─── Data shown ───
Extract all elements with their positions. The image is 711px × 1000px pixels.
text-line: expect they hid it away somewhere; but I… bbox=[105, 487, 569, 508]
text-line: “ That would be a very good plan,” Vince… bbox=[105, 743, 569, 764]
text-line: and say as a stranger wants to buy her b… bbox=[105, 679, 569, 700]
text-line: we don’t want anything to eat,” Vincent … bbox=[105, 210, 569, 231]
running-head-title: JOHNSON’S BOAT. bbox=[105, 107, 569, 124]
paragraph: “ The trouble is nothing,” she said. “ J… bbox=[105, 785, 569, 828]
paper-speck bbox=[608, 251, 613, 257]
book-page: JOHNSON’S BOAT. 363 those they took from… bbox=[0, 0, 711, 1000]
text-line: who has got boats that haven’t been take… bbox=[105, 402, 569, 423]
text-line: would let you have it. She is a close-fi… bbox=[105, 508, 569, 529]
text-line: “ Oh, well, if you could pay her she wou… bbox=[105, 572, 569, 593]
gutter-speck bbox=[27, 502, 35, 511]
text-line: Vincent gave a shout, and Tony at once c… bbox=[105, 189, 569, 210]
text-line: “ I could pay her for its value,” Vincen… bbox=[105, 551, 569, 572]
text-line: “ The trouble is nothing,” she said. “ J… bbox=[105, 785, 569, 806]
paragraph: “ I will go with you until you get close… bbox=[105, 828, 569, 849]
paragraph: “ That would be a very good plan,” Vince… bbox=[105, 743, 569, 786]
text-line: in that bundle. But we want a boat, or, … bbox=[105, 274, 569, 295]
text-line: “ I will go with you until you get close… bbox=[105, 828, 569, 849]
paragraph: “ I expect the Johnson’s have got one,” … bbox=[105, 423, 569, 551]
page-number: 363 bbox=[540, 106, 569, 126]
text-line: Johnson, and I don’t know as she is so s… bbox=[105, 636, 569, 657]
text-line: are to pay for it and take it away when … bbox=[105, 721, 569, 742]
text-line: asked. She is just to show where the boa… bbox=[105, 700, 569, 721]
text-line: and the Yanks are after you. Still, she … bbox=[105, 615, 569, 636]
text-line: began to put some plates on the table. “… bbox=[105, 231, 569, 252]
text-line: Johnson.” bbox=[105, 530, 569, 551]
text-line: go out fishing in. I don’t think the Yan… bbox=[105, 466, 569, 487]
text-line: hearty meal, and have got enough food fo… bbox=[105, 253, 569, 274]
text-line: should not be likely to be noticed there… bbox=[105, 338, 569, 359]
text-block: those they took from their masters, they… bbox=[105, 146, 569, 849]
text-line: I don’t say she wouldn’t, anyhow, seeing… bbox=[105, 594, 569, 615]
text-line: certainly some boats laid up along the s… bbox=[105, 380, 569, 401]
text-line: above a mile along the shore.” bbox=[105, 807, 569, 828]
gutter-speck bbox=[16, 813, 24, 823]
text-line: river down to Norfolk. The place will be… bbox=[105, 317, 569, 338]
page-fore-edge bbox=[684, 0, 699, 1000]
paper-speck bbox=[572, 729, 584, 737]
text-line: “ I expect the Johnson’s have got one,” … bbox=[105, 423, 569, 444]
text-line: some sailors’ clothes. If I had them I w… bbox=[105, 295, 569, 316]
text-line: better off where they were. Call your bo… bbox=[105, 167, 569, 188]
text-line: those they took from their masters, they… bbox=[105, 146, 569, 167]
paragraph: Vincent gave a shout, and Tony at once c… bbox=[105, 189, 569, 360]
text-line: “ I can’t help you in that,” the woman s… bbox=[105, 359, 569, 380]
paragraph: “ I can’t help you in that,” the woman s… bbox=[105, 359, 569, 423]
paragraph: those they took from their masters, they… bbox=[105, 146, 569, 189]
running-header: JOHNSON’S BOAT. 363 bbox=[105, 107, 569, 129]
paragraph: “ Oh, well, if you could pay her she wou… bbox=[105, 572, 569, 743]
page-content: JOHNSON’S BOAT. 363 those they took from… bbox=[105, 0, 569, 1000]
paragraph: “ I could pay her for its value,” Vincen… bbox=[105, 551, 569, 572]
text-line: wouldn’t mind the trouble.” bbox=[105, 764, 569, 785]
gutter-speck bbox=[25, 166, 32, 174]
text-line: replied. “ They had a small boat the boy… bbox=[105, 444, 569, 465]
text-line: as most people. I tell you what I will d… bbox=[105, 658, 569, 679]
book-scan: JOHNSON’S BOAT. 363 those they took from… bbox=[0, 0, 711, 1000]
───
## To do:
Copy the records from the first line down to the line containing "785, 569, 806]", with both of those lines included and every line unchanged.

## Solution:
Extract all elements with their positions. The image is 711px × 1000px pixels.
text-line: expect they hid it away somewhere; but I… bbox=[105, 487, 569, 508]
text-line: “ That would be a very good plan,” Vince… bbox=[105, 743, 569, 764]
text-line: and say as a stranger wants to buy her b… bbox=[105, 679, 569, 700]
text-line: we don’t want anything to eat,” Vincent … bbox=[105, 210, 569, 231]
running-head-title: JOHNSON’S BOAT. bbox=[105, 107, 569, 124]
paragraph: “ The trouble is nothing,” she said. “ J… bbox=[105, 785, 569, 828]
paper-speck bbox=[608, 251, 613, 257]
book-page: JOHNSON’S BOAT. 363 those they took from… bbox=[0, 0, 711, 1000]
text-line: who has got boats that haven’t been take… bbox=[105, 402, 569, 423]
text-line: would let you have it. She is a close-fi… bbox=[105, 508, 569, 529]
text-line: “ Oh, well, if you could pay her she wou… bbox=[105, 572, 569, 593]
gutter-speck bbox=[27, 502, 35, 511]
text-line: Vincent gave a shout, and Tony at once c… bbox=[105, 189, 569, 210]
text-line: “ I could pay her for its value,” Vincen… bbox=[105, 551, 569, 572]
text-line: “ The trouble is nothing,” she said. “ J… bbox=[105, 785, 569, 806]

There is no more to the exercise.